• _Work instructions_
Which lines in the records below contain the word "JSON"? Copy each of them.

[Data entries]
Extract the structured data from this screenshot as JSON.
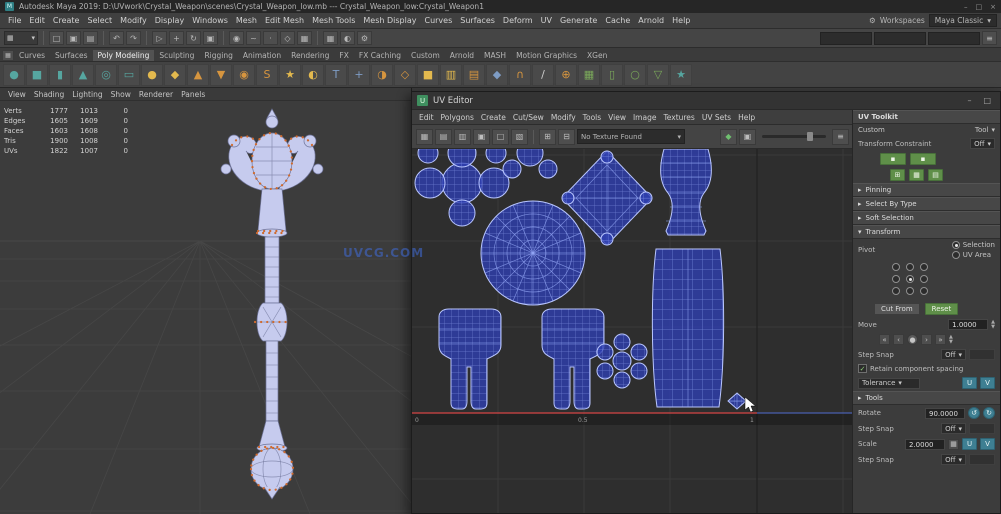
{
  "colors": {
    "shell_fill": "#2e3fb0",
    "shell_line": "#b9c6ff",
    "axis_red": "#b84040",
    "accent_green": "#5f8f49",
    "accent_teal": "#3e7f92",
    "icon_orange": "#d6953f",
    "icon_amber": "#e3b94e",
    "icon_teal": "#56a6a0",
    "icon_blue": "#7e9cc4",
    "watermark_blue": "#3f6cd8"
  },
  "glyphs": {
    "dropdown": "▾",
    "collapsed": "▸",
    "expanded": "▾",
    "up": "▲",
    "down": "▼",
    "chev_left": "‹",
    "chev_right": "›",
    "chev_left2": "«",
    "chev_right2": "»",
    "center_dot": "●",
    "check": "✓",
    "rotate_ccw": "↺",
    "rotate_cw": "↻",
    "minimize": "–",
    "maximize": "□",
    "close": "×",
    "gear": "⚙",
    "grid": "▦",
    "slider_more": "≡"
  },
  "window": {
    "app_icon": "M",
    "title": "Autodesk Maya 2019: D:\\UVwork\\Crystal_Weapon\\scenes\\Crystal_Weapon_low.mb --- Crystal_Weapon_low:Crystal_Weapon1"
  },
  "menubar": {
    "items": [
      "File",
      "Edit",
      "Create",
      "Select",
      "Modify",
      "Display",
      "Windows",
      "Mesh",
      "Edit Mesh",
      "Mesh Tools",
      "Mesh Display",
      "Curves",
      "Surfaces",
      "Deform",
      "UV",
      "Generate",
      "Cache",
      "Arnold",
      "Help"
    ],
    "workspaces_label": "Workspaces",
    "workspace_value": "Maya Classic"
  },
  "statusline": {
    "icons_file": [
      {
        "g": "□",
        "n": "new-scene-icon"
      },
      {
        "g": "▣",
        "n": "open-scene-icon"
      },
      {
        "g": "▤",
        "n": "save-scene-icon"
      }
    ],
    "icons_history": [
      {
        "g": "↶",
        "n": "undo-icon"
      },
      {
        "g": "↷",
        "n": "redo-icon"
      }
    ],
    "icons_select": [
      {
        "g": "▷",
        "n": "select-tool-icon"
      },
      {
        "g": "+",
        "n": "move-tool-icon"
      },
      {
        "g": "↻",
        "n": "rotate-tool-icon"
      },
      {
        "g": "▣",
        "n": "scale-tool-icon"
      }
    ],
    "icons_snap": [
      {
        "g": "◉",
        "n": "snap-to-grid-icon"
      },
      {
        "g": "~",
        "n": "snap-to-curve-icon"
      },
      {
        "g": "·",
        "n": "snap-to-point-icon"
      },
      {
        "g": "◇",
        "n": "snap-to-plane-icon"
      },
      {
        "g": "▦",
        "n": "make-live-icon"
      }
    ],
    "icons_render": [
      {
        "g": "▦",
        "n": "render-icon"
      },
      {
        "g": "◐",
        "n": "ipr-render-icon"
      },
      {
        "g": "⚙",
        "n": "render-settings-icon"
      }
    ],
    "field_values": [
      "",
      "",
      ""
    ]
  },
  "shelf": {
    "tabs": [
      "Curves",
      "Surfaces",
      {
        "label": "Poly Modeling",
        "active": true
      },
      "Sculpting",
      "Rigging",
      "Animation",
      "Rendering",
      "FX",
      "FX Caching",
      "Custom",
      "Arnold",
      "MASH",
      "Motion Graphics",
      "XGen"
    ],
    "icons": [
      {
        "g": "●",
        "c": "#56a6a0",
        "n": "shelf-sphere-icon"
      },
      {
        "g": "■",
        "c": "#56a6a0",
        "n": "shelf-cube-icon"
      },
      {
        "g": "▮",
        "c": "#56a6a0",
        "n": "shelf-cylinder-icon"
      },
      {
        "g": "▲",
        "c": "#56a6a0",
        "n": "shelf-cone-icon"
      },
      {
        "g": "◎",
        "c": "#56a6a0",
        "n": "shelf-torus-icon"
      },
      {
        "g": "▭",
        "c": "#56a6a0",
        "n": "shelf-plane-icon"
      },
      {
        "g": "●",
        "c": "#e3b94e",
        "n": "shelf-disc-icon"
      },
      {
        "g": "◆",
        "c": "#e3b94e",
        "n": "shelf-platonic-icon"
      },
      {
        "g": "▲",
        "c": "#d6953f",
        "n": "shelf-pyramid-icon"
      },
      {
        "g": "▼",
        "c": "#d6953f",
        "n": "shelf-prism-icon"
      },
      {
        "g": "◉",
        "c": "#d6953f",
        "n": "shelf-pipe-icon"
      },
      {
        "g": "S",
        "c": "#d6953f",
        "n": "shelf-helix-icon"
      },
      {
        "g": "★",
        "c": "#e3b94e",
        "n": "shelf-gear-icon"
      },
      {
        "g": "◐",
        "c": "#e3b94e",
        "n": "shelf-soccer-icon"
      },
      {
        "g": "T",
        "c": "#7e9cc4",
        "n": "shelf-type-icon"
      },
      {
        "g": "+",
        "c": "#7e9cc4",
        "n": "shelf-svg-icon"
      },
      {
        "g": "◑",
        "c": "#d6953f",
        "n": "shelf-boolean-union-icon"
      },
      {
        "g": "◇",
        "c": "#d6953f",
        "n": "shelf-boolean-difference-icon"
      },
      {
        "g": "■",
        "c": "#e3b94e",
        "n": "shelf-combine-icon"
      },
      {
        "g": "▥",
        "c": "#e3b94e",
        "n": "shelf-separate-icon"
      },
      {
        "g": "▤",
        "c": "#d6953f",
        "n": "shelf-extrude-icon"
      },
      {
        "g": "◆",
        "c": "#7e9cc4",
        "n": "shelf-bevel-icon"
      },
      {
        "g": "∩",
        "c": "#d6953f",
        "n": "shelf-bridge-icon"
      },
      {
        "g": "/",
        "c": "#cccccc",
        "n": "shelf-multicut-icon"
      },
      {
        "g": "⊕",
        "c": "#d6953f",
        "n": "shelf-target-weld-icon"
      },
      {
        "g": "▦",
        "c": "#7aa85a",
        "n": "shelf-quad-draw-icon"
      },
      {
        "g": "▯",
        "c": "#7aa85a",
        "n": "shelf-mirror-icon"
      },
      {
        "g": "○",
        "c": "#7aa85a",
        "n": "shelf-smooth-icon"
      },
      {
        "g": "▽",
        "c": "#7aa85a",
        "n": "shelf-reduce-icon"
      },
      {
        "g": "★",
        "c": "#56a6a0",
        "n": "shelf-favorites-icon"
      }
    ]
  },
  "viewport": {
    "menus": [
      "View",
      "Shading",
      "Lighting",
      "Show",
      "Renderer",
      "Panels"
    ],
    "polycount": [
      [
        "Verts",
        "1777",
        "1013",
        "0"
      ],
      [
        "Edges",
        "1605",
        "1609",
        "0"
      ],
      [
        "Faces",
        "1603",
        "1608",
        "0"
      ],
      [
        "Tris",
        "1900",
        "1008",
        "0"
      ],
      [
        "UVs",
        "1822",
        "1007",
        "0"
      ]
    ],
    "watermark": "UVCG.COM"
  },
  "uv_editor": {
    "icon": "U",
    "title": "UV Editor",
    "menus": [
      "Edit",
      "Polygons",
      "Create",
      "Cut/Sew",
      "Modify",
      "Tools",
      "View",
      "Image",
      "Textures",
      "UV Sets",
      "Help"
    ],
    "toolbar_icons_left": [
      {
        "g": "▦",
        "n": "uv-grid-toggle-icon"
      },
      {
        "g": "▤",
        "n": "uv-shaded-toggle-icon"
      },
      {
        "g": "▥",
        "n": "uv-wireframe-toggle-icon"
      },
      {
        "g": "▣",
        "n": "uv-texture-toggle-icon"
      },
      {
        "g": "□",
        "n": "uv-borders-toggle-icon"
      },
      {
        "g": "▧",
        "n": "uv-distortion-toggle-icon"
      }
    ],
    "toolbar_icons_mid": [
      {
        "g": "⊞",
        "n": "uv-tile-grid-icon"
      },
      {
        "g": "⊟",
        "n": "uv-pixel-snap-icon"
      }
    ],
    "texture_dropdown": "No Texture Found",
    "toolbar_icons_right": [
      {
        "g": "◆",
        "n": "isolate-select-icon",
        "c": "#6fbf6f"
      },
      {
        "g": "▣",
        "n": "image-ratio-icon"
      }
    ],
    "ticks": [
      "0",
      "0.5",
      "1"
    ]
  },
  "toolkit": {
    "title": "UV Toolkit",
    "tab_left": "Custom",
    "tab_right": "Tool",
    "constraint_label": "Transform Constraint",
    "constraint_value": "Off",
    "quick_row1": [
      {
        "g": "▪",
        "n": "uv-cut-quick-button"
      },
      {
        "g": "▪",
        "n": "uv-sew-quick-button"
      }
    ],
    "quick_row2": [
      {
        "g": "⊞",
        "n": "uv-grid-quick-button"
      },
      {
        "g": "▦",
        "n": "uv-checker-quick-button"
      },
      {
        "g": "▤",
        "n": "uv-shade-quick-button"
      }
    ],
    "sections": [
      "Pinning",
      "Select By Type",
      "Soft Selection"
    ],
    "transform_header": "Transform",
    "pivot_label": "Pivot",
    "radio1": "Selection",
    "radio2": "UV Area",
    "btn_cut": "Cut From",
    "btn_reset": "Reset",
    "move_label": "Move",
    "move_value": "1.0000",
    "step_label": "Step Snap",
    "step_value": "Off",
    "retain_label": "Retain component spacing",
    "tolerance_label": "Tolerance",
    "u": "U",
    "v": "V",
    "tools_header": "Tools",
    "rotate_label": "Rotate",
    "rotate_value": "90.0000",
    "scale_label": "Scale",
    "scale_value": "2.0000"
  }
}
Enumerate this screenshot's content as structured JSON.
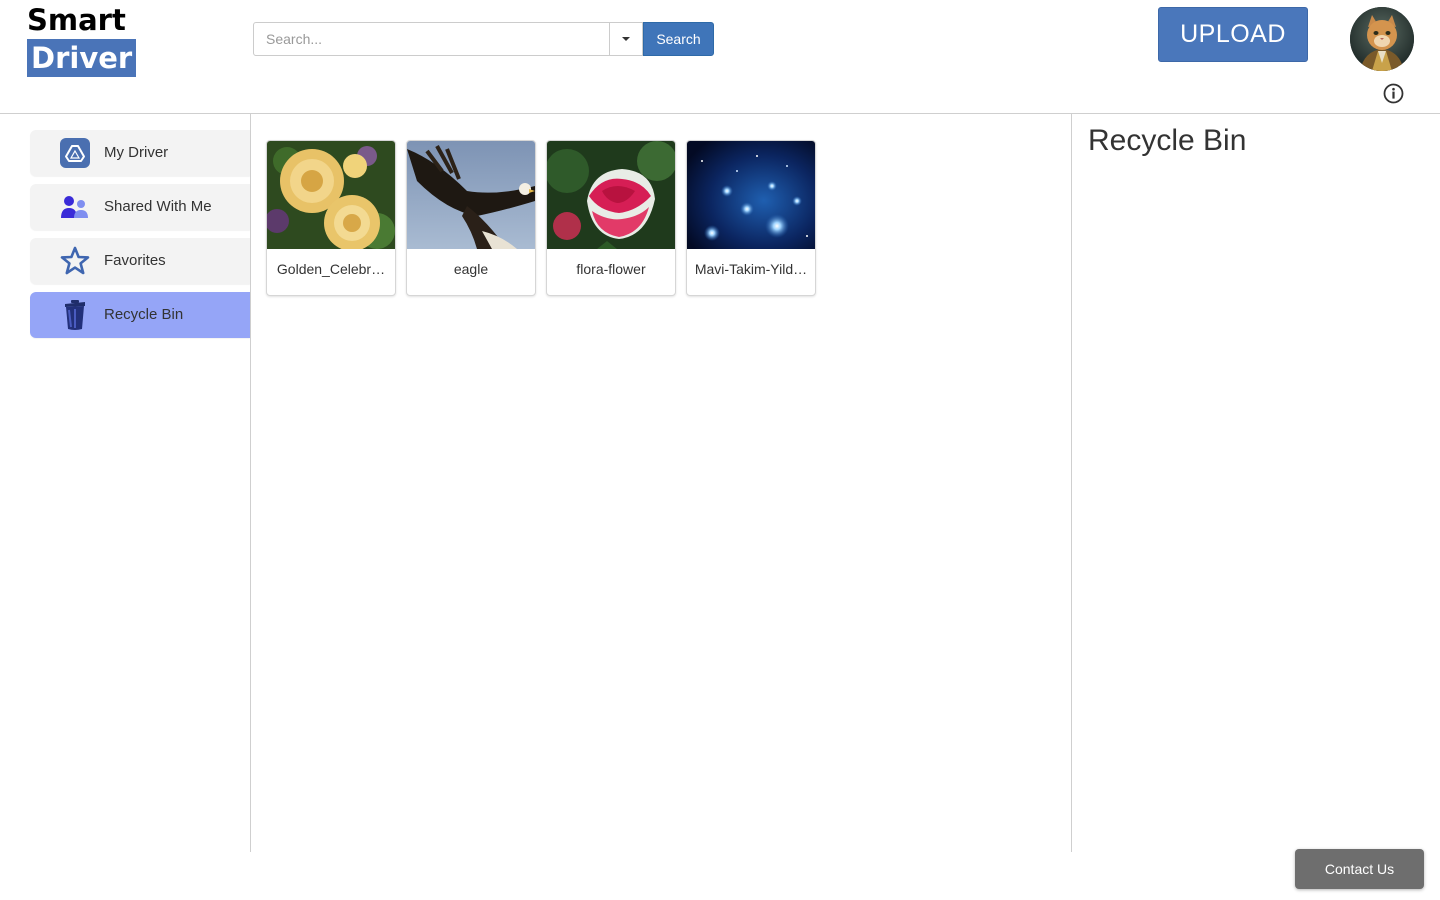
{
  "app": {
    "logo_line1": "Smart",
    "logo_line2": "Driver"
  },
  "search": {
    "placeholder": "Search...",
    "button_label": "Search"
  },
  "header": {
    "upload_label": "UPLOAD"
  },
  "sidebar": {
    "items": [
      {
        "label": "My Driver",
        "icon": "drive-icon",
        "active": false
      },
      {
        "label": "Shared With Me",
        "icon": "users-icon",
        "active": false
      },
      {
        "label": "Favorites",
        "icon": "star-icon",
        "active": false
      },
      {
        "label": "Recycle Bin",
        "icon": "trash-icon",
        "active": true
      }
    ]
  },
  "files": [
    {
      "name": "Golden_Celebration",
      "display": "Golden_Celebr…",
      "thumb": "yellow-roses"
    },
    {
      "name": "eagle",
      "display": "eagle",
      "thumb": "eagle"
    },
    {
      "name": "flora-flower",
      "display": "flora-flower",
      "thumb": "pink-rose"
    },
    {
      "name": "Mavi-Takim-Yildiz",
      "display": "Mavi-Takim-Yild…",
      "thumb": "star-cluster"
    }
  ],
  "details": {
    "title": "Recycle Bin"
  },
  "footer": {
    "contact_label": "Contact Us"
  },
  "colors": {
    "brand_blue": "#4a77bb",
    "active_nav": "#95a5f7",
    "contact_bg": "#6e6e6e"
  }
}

• _Answer to the problem_
Extract the structured data from this screenshot as JSON.
Enumerate this screenshot's content as structured JSON.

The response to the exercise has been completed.